WHAT YOU NEED TO DO -
Among the entries, which lines carry the string "Karachi"? Copy each of them.

[Begin INFORMATION SUPPLIED]

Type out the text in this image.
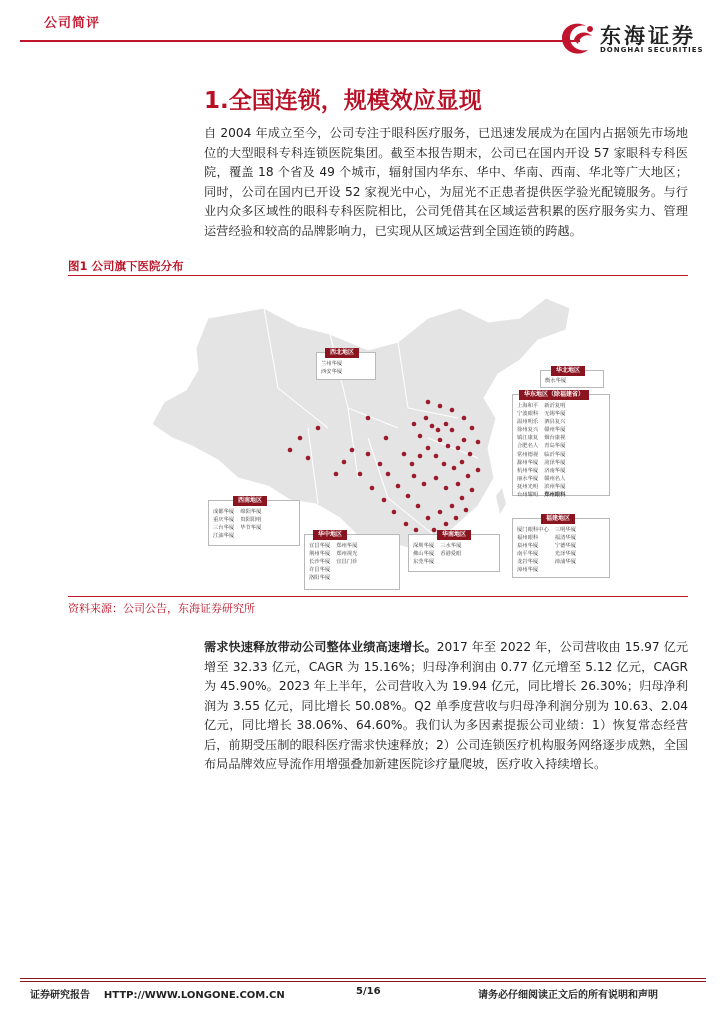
公司简评
东海证券
DONGHAI SECURITIES
1.全国连锁，规模效应显现
自 2004 年成立至今，公司专注于眼科医疗服务，已迅速发展成为在国内占据领先市场地位的大型眼科专科连锁医院集团。截至本报告期末，公司已在国内开设 57 家眼科专科医院，覆盖 18 个省及 49 个城市，辐射国内华东、华中、华南、西南、华北等广大地区；同时，公司在国内已开设 52 家视光中心，为屈光不正患者提供医学验光配镜服务。与行业内众多区域性的眼科专科医院相比，公司凭借其在区域运营积累的医疗服务实力、管理运营经验和较高的品牌影响力，已实现从区域运营到全国连锁的跨越。
图1 公司旗下医院分布
西北地区
兰州华厦
西安华厦	华北地区
衡水华厦
华东地区（除福建省）
上海和平
宁波眼科
温州明乐
徐州复兴
镇江康复
合肥名人
常州德视
滁州华厦
杭州华厦
丽水华厦
抚州光明
台州耀明
新沂复明
无锡华厦
泗县复兴
赣州华厦
烟台康视
青岛华厦
临沂华厦
菏泽华厦
济南华厦
赣州名人
滨州华厦
郑州眼科
西南地区
成都华厦
重庆华厦
三台华厦
江油华厦
绵阳华厦
贵阳阳明
毕节华厦
华中地区
宜昌华厦
荆州华厦
长沙华厦
许昌华厦
洛阳华厦
郑州华厦
郑州视光
宜昌门诊
华南地区
深圳华厦
佛山华厦
东莞华厦
三水华厦
香港爱眼
福建地区
厦门眼科中心
福州眼科
泉州华厦
南平华厦
龙岩华厦
漳州华厦
三明华厦
福清华厦
宁德华厦
光泽华厦
漳浦华厦
资料来源：公司公告，东海证券研究所
需求快速释放带动公司整体业绩高速增长。2017 年至 2022 年，公司营收由 15.97 亿元增至 32.33 亿元，CAGR 为 15.16%；归母净利润由 0.77 亿元增至 5.12 亿元，CAGR 为 45.90%。2023 年上半年，公司营收入为 19.94 亿元，同比增长 26.30%；归母净利润为 3.55 亿元，同比增长 50.08%。Q2 单季度营收与归母净利润分别为 10.63、2.04 亿元，同比增长 38.06%、64.60%。我们认为多因素提振公司业绩：1）恢复常态经营后，前期受压制的眼科医疗需求快速释放；2）公司连锁医疗机构服务网络逐步成熟，全国布局品牌效应导流作用增强叠加新建医院诊疗量爬坡，医疗收入持续增长。
证券研究报告    HTTP://WWW.LONGONE.COM.CN	5/16	请务必仔细阅读正文后的所有说明和声明
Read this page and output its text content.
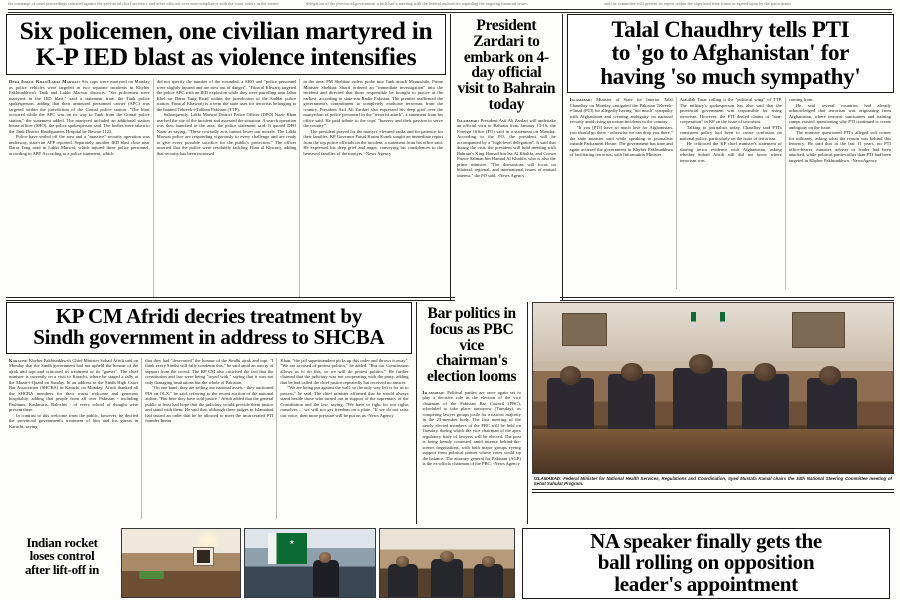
the contempt of court proceedings initiated against the provincial chief secretary and other officials over non-compliance with the court orders in the matter	delegation of the provincial government which had a meeting with the federal authorities regarding the ongoing financial issues	and the committee will present its report within the stipulated time frame as agreed upon by the participants
Six policemen, one civilian martyred in
K-P IED blast as violence intensifies

Dera Ismail Khan/Lakki Marwat: Six cops were martyred on Monday as police vehicles were targeted in two separate incidents in Khyber Pakhtunkhwa's Tank and Lakki Marwat districts. "Six policemen were martyred in the IED blast," said a statement from the Tank police spokesperson, adding that their armoured personnel carrier (APC) was targeted within the jurisdiction of the Gomal police station. "The blast occurred while the APC was on its way to Tank from the Gomal police station," the statement added. The martyred included an additional station house officer (SHO), the police spokesperson said. The bodies were taken to the Tank District Headquarters Hospital by Rescue 1122.

Police have sealed off the area and a "massive" security operation was underway, state-run APP reported. Separately, another IED blast close near Darra Tang road in Lakki Marwat, which injured three police personnel, according to APP. According to a police statement, which

did not specify the number of the wounded, a SHO and "police personnel were slightly injured and are now out of danger". "Fitna al Khwarij targeted the police APC with an IED explosion while they were patrolling near Jabar Khel on Darra Tang Road within the jurisdiction of the Saddar police station. Fitna al Khawarij is a term the state uses for terrorists belonging to the banned Tehreek-i-Taliban Pakistan (TTP).

Subsequently, Lakki Marwat District Police Officer (DPO) Nazir Khan reached the site of the incident and assessed the situation. A search operation was then launched in the area, the police statement said. It quoted DPO Nazir as saying, "These cowardly acts cannot lower our morale. The Lakki Marwat police are responding vigorously to every challenge and are ready to give every possible sacrifice for the public's protection." The officer asserted that the police were resolutely tackling Fitna al Khwarij, adding that security has been increased

in the area. PM Shehbaz orders probe into Tank attack Meanwhile, Prime Minister Shehbaz Sharif ordered an "immediate investigation" into the incident and directed that those responsible be brought to justice at the earliest, according to state-run Radio Pakistan. The premier reaffirmed the government's commitment to completely eradicate terrorism from the country. President Asif Ali Zardari also expressed his deep grief over the martyrdom of police personnel in the "terrorist attack", a statement from his office said. He paid tribute to the cops' "bravery and their passion to serve the country".

The president prayed for the martyrs' elevated ranks and for patience for their families. KP Governor Faisal Karim Kundi sought an immediate report from the top police officials on the incident, a statement from his office said. He expressed his deep grief and anger, conveying his condolences to the bereaved families of the martyrs. -News Agency

President Zardari to embark on 4-day official visit to Bahrain today

Islamabad: President Asif Ali Zardari will undertake an official visit to Bahrain from January 13-16, the Foreign Office (FO) said in a statement on Monday. According to the FO, the president will be accompanied by a "high-level delegation". It said that during the visit, the president will hold meeting with Bahrain's King Hamad bin Isa Al Khalifa, and Crown Prince Salman bin Hamad Al Khalifa, who is also the prime minister. "The discussions will focus on bilateral, regional, and international issues of mutual interest," the FO said. -News Agency

Talal Chaudhry tells PTI
to 'go to Afghanistan' for
having 'so much sympathy'

Islamabad: Minister of State for Interior Talal Chaudhry on Monday castigated the Pakistan Tehreek-e-Insaf (PTI) for allegedly having "too much" sympathy with Afghanistan and creating ambiguity on national security amid rising terrorism incidents in the country.

"If you [PTI] have so much love for Afghanistan, you should go there - otherwise we can drop you there," the state minister said while speaking to journalists outside Parliament House. The government has time and again accused the government in Khyber Pakhtunkhwa of facilitating terrorists, with Information Minister

Ataullah Tarar calling it the "political wing" of TTP. The military's spokesperson has also said that the provincial government was responsible for rising terrorism. However, the PTI denied claims of "non-cooperation" in KP on the issue of terrorism.

Talking to journalists today, Chaudhry said PTI's consistent policy had been to create confusion on national policy, particularly on the issue of terrorism.

He criticised the KP chief minister's statement of sharing terror evidence with Afghanistan, asking whether Sohail Afridi still did not know where terrorism was

coming from.

He said several countries had already acknowledged that terrorism was originating from Afghanistan, where terrorist sanctuaries and training camps existed, questioning why PTI continued to create ambiguity on the issue.

The minister questioned PTI's alleged soft corner for militants, asking what the reason was behind this leniency. He said that in the last 11 years, no PTI office-bearer, minister, adviser or leader had been attacked, while political parties other than PTI had been targeted in Khyber Pakhtunkhwa. -NewsAgency

KP CM Afridi decries treatment by
Sindh government in address to SHCBA

Karachi: Khyber Pakhtunkhwa's Chief Minister Sohail Afridi said on Monday that the Sindh government had not upheld the honour of the ajrak and topi and criticised its treatment of its "guests". The chief minister is currently on a visit to Karachi, where he staged a rally at the Mazar-i-Quaid on Sunday. In an address to the Sindh High Court Bar Association (SHCBA) in Karachi on Monday, Afridi thanked all the SHCBA members for their warm welcome and generous hospitality, adding that people from all over Pakistan - including Pashtuns, Kashmiris, Balochis - of every school of thought were present there.

In contrast to this welcome from the public, however, he decried the provincial government's treatment of him and his guests in Karachi, saying

that they had "desecrated" the honour of the Sindhi ajrak and topi. "I think every Sindhi will fully condemn this," he said amid an outcry of support from the crowd. The KP CM also criticised the fact that the constitution and law were being "toyed with," saying that it was not only damaging institutions but the whole of Pakistan.

"On one hand, they are selling our national assets - they auctioned PIA on OLX," he said, referring to the recent auction of the national airline. "But here they have sold justice." Afridi added that the general public at least had hope that the judiciary would provide them justice and stand with them. He said that, although three judges in Islamabad had issued an order that he be allowed to meet the incarcerated PTI founder Imran

Khan, "the jail superintendent picks up this order and throws it away". "We are accused of protest politics," he added. "But our Constitution allows us to do this, so we will do protest politics." He further claimed that the judiciary was not cooperating with the party, adding that he had called the chief justice repeatedly but received no answer.

"We are being put against the wall, so the only way left is for us to protest," he said. The chief minister affirmed that he would always stand beside those who turned out in support of the supremacy of the Constitution and the law, saying, "We have to fight for our rights ourselves ... we will not get freedom on a plate. "If we do not raise our voice, then more pressure will be put on us.-News Agency

Bar politics in focus as PBC vice chairman's election looms

Islamabad: Political parties are once again set to play a decisive role in the election of the vice chairman of the Pakistan Bar Council (PBC), scheduled to take place tomorrow (Tuesday), as competing lawyer groups jostle for a narrow majority in the 23-member body. The first meeting of the newly elected members of the PBC will be held on Tuesday, during which the vice chairman of the apex regulatory body of lawyers will be elected. The post is being keenly contested amid intense behind-the-scenes negotiations, with both major groups eyeing support from political parties whose votes could tip the balance. The attorney general for Pakistan (AGP) is the ex-officio chairman of the PBC. -News Agency

ISLAMABAD: Federal Minister for National Health Services, Regulations and Coordination, Syed Mustafa Kamal chairs the 34th National Steering Committee meeting of Sehat Sahulat Program.
Indian rocket
loses control
after lift-off in
★	NA speaker finally gets the
ball rolling on opposition
leader's appointment
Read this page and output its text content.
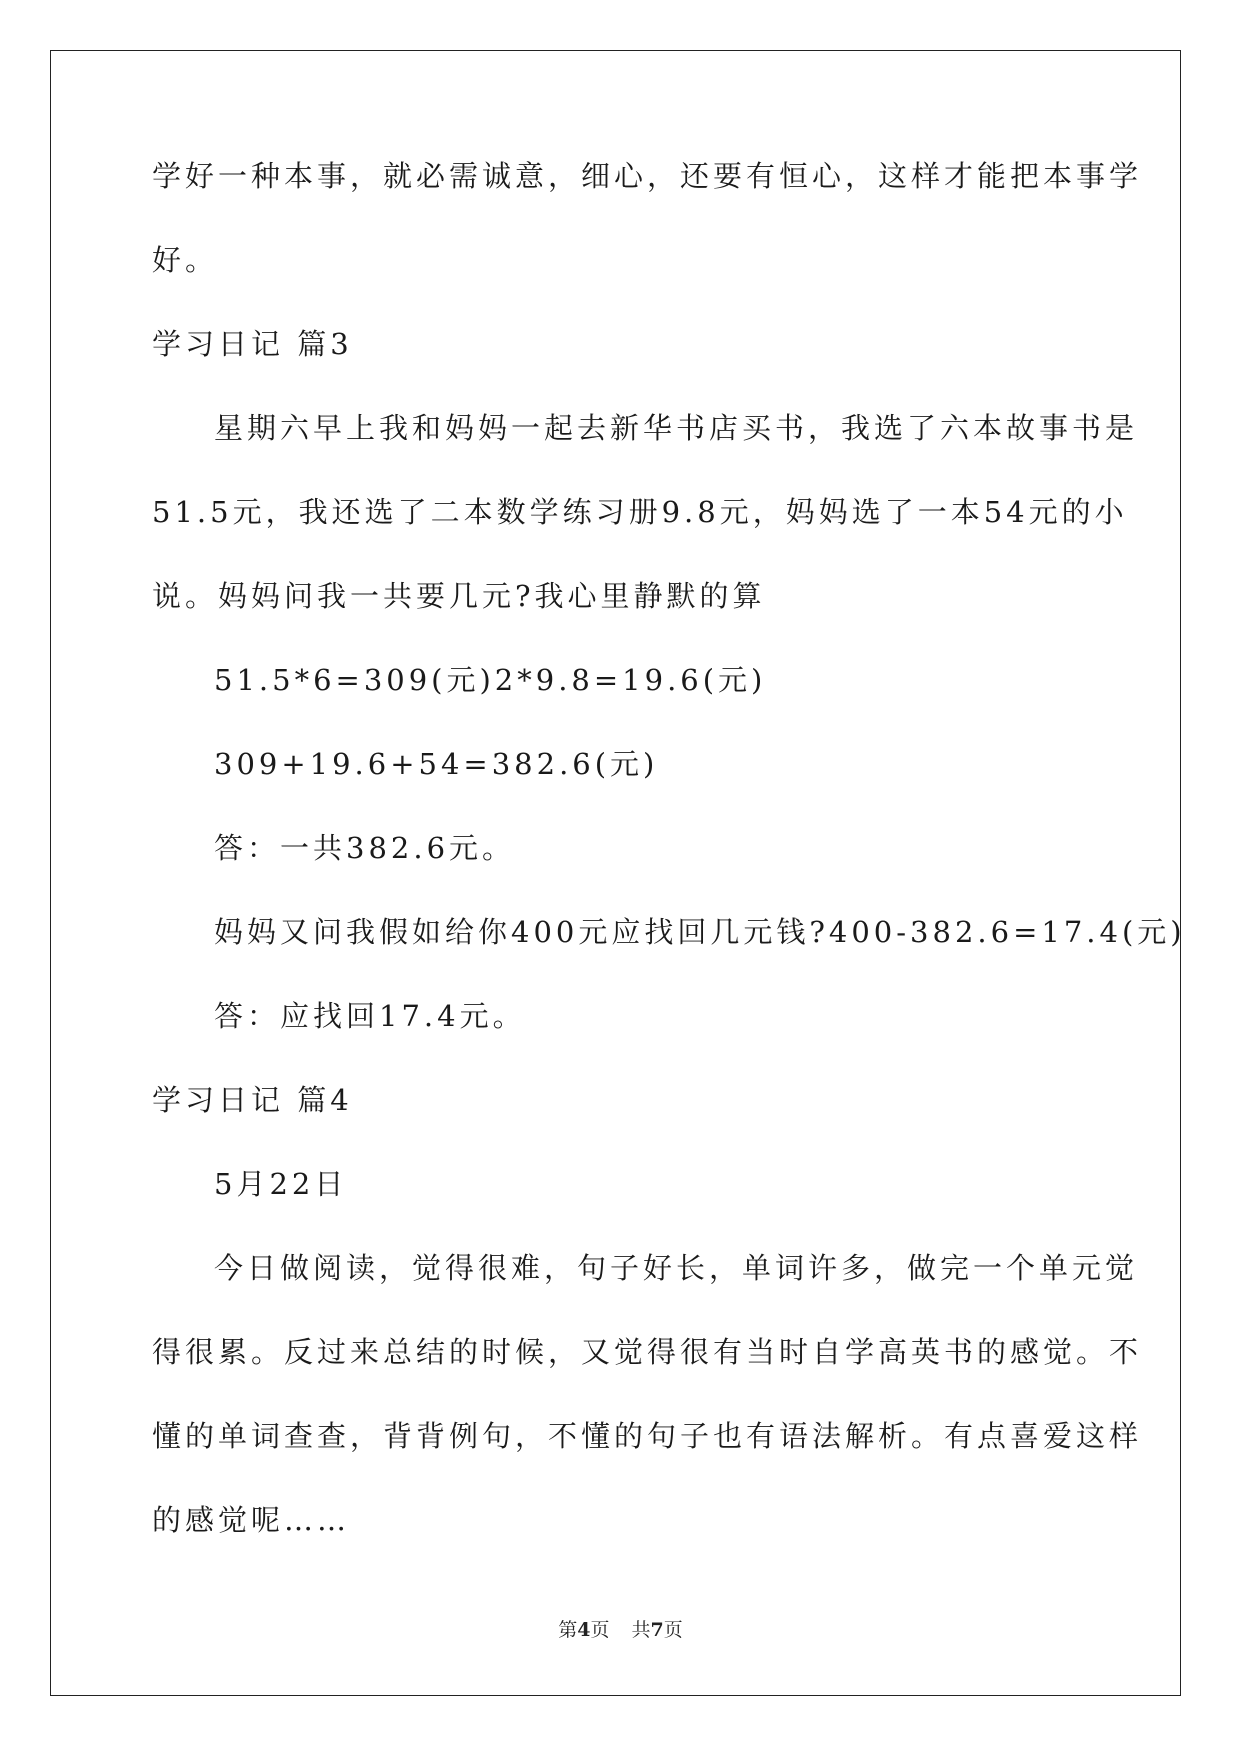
学好一种本事，就必需诚意，细心，还要有恒心，这样才能把本事学
好。
学习日记 篇3
星期六早上我和妈妈一起去新华书店买书，我选了六本故事书是
51.5元，我还选了二本数学练习册9.8元，妈妈选了一本54元的小
说。妈妈问我一共要几元?我心里静默的算
51.5*6=309(元)2*9.8=19.6(元)
309+19.6+54=382.6(元)
答：一共382.6元。
妈妈又问我假如给你400元应找回几元钱?400-382.6=17.4(元)
答：应找回17.4元。
学习日记 篇4
5月22日
今日做阅读，觉得很难，句子好长，单词许多，做完一个单元觉
得很累。反过来总结的时候，又觉得很有当时自学高英书的感觉。不
懂的单词查查，背背例句，不懂的句子也有语法解析。有点喜爱这样
的感觉呢……
第4页 共7页
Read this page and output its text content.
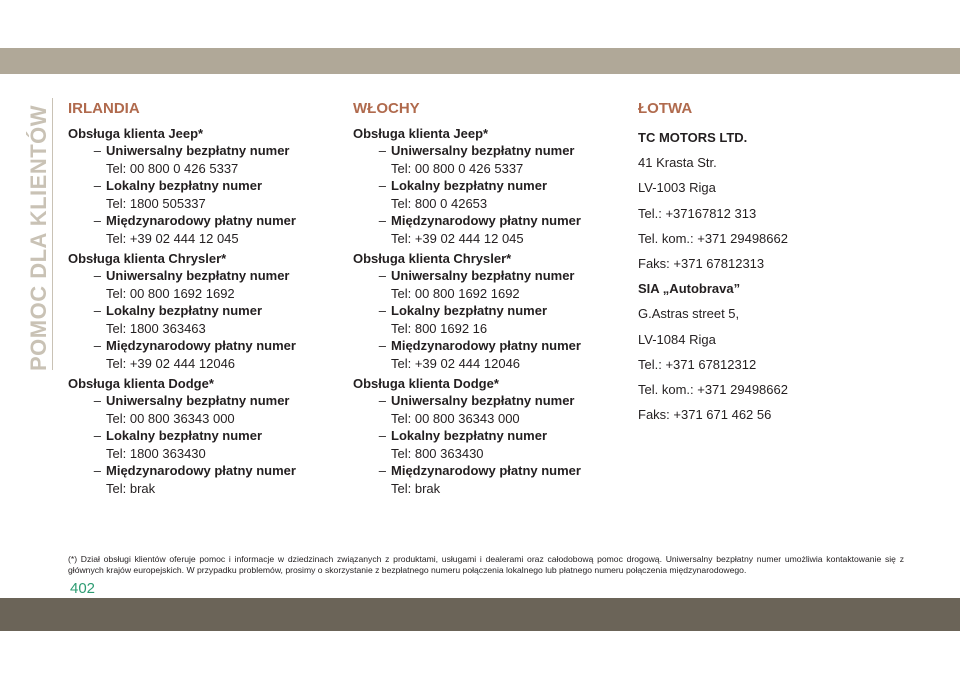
POMOC DLA KLIENTÓW IRLANDIA

Obsługa klienta Jeep*

– Uniwersalny bezpłatny numer

Tel: 00 800 0 426 5337

– Lokalny bezpłatny numer

Tel: 1800 505337

– Międzynarodowy płatny numer

Tel: +39 02 444 12 045

Obsługa klienta Chrysler*

– Uniwersalny bezpłatny numer

Tel: 00 800 1692 1692

– Lokalny bezpłatny numer

Tel: 1800 363463

– Międzynarodowy płatny numer

Tel: +39 02 444 12046

Obsługa klienta Dodge*

– Uniwersalny bezpłatny numer

Tel: 00 800 36343 000

– Lokalny bezpłatny numer

Tel: 1800 363430

– Międzynarodowy płatny numer

Tel: brak

WŁOCHY

Obsługa klienta Jeep*

– Uniwersalny bezpłatny numer

Tel: 00 800 0 426 5337

– Lokalny bezpłatny numer

Tel: 800 0 42653

– Międzynarodowy płatny numer

Tel: +39 02 444 12 045

Obsługa klienta Chrysler*

– Uniwersalny bezpłatny numer

Tel: 00 800 1692 1692

– Lokalny bezpłatny numer

Tel: 800 1692 16

– Międzynarodowy płatny numer

Tel: +39 02 444 12046

Obsługa klienta Dodge*

– Uniwersalny bezpłatny numer

Tel: 00 800 36343 000

– Lokalny bezpłatny numer

Tel: 800 363430

– Międzynarodowy płatny numer

Tel: brak

ŁOTWA

TC MOTORS LTD.

41 Krasta Str.

LV-1003 Riga

Tel.: +37167812 313

Tel. kom.: +371 29498662

Faks: +371 67812313

SIA „Autobrava”

G.Astras street 5,

LV-1084 Riga

Tel.: +371 67812312

Tel. kom.: +371 29498662

Faks: +371 671 462 56

(*) Dział obsługi klientów oferuje pomoc i informacje w dziedzinach związanych z produktami, usługami i dealerami oraz całodobową pomoc drogową. Uniwersalny bezpłatny numer umożliwia kontaktowanie się z głównych krajów europejskich. W przypadku problemów, prosimy o skorzystanie z bezpłatnego numeru połączenia lokalnego lub płatnego numeru połączenia międzynarodowego.
402
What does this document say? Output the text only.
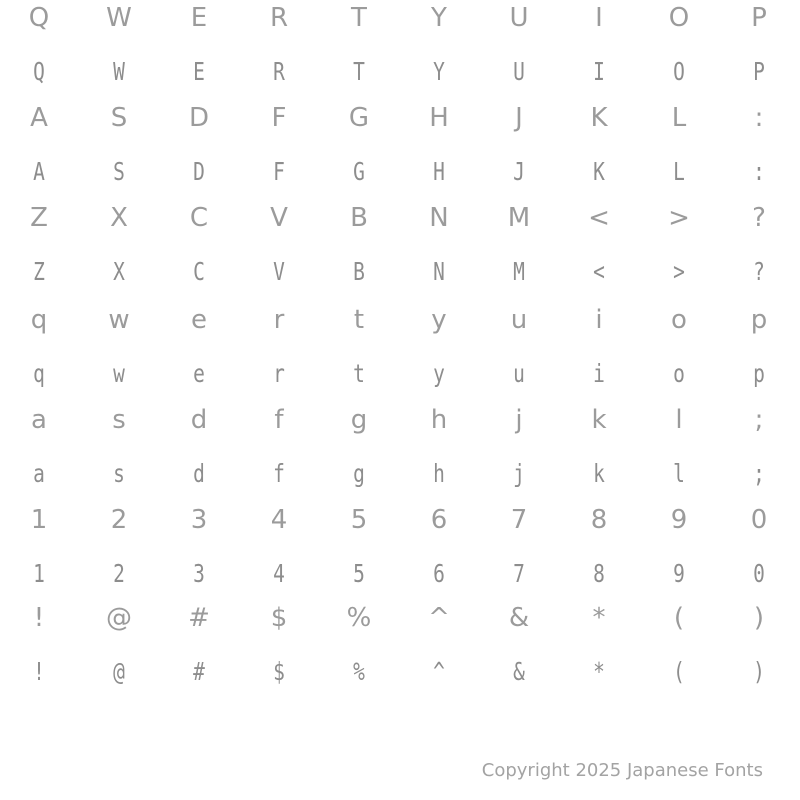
Q
Q
W
W
E
E
R
R
T
T
Y
Y
U
U
I
I
O
O
P
P
A
A
S
S
D
D
F
F
G
G
H
H
J
J
K
K
L
L
:
:
Z
Z
X
X
C
C
V
V
B
B
N
N
M
M
<
<
>
>
?
?
q
q
w
w
e
e
r
r
t
t
y
y
u
u
i
i
o
o
p
p
a
a
s
s
d
d
f
f
g
g
h
h
j
j
k
k
l
l
;
;
1
1
2
2
3
3
4
4
5
5
6
6
7
7
8
8
9
9
0
0
!
!
@
@
#
#
$
$
%
%
^
^
&
&
*
*
(
(
)
)
Copyright 2025 Japanese Fonts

[End INFORMATION SUPPLIED]

RESULT FOR THIS EXERCISE -
Karachi: Khyber Pakhtunkhwa's Chief Minister Sohail Afridi said on Monday that the Sindh government had not upheld the honour of the ajrak and topi and criticised its treatment of its "guests". The chief minister is currently on a visit to Karachi, where he staged a rally at the Mazar-i-Quaid on Sunday. In an address to the Sindh High Court Bar Association (SHCBA) in Karachi on Monday, Afridi thanked all the SHCBA members for their warm welcome and generous hospitality, adding that people from all over Pakistan - including Pashtuns, Kashmiris, Balochis - of every school of thought were present there.
In contrast to this welcome from the public, however, he decried the provincial government's treatment of him and his guests in Karachi, saying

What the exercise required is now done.